◆ AIM OF THE EXERCISE
Select the lines below containing the word "bottom".

☆ ☆ ☆ ☆ ☆ ☆ ☆

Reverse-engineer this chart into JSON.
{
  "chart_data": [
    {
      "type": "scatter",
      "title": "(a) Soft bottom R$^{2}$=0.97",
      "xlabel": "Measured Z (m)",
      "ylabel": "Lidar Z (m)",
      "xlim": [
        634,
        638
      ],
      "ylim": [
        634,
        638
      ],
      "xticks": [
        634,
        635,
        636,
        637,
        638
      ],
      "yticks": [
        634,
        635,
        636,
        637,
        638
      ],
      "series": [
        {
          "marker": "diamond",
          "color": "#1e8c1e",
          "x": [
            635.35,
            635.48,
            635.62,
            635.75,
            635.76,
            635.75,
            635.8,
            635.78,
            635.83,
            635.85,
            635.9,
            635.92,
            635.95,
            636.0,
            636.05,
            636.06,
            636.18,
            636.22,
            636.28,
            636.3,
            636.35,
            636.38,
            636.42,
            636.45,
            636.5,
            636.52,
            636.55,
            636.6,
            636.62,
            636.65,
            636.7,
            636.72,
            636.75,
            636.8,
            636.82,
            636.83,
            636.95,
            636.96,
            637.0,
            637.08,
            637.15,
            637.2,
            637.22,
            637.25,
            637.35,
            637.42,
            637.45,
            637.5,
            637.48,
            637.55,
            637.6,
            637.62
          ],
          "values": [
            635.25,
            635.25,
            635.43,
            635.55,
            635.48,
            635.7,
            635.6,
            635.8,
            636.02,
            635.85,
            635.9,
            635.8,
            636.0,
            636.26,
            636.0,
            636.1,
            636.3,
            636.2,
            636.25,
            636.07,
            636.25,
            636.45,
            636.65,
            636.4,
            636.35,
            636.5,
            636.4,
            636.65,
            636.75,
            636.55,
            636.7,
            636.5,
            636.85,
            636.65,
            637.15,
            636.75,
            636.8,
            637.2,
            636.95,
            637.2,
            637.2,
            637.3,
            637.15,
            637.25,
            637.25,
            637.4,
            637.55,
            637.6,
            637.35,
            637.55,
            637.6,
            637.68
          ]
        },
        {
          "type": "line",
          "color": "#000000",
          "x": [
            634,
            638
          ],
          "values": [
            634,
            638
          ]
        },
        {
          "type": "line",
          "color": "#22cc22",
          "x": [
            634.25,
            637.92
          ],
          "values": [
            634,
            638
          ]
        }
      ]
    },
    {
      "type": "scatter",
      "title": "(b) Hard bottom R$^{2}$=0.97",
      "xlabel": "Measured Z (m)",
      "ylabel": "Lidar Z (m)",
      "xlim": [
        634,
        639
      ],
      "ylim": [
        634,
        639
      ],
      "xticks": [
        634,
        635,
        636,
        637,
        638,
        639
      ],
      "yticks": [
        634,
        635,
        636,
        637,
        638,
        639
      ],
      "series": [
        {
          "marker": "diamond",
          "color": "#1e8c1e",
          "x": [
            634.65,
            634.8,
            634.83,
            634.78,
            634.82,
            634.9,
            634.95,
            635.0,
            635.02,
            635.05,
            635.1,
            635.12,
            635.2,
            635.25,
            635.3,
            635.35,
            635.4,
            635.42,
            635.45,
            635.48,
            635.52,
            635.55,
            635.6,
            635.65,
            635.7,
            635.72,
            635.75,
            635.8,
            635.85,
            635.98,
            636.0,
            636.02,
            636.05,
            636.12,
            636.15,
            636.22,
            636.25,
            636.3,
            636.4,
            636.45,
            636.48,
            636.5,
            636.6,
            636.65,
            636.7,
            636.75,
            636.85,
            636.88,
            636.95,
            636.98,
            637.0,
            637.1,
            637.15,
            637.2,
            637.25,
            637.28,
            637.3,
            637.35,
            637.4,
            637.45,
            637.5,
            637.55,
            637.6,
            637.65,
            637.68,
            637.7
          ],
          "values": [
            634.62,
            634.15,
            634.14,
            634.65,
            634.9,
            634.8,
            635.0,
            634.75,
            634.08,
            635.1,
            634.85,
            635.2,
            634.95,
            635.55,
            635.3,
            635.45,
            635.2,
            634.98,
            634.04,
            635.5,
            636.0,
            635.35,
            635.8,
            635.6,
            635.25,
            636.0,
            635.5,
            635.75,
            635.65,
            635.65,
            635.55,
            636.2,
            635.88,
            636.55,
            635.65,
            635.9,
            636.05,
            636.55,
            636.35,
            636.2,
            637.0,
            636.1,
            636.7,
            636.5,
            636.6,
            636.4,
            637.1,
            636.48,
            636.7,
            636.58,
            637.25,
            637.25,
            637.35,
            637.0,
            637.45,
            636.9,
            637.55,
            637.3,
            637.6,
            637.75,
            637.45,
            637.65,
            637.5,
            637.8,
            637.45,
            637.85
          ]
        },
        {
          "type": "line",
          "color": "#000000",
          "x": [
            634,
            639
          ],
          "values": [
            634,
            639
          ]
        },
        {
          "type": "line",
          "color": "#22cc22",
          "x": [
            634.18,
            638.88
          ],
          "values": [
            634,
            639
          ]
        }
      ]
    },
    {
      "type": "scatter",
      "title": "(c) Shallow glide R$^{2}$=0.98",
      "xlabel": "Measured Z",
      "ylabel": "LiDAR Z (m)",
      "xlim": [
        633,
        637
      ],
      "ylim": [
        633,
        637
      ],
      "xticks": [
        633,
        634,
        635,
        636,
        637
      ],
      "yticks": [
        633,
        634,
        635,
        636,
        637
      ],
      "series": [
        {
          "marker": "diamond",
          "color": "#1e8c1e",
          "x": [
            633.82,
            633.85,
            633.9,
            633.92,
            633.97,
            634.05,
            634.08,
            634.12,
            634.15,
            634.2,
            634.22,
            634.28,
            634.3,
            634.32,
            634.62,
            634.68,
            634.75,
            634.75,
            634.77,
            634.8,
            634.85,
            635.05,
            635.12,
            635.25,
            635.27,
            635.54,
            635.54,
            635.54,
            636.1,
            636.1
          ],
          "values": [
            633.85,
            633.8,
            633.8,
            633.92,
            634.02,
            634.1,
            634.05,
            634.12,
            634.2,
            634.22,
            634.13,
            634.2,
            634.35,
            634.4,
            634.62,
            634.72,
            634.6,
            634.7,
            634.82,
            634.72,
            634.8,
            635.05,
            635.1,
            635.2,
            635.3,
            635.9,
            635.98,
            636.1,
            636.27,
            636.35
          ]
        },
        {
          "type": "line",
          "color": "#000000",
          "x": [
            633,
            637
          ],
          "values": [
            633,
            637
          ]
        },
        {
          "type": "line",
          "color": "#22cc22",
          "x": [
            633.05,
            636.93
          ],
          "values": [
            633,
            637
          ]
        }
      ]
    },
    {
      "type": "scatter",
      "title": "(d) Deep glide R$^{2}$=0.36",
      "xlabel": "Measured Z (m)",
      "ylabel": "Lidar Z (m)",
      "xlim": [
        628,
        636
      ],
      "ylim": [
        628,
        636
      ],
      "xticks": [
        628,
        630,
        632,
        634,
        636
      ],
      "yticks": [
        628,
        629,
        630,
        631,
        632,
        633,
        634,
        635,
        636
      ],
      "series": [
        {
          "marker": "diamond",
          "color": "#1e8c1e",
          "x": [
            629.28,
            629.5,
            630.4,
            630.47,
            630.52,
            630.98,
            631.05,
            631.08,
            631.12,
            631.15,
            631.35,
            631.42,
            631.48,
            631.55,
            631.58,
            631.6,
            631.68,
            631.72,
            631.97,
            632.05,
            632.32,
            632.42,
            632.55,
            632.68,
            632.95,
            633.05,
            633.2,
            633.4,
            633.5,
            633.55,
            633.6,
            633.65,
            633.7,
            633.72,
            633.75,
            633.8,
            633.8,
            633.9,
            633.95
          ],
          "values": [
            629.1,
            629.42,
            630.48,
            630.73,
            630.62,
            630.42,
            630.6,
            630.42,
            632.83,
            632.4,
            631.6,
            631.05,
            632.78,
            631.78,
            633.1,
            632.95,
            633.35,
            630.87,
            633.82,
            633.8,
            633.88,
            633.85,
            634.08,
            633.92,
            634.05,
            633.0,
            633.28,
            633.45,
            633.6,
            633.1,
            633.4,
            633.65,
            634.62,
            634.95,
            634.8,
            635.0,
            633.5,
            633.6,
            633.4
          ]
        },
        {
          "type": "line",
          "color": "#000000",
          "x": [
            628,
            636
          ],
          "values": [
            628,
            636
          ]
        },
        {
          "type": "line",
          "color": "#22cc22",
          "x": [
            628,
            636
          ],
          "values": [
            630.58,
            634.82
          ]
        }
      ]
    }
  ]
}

☆ ☆ ☆ ☆ ☆ ☆ ☆

◆ RESULT
      "title": "(a) Soft bottom R$^{2}$=0.97",
      "title": "(b) Hard bottom R$^{2}$=0.97",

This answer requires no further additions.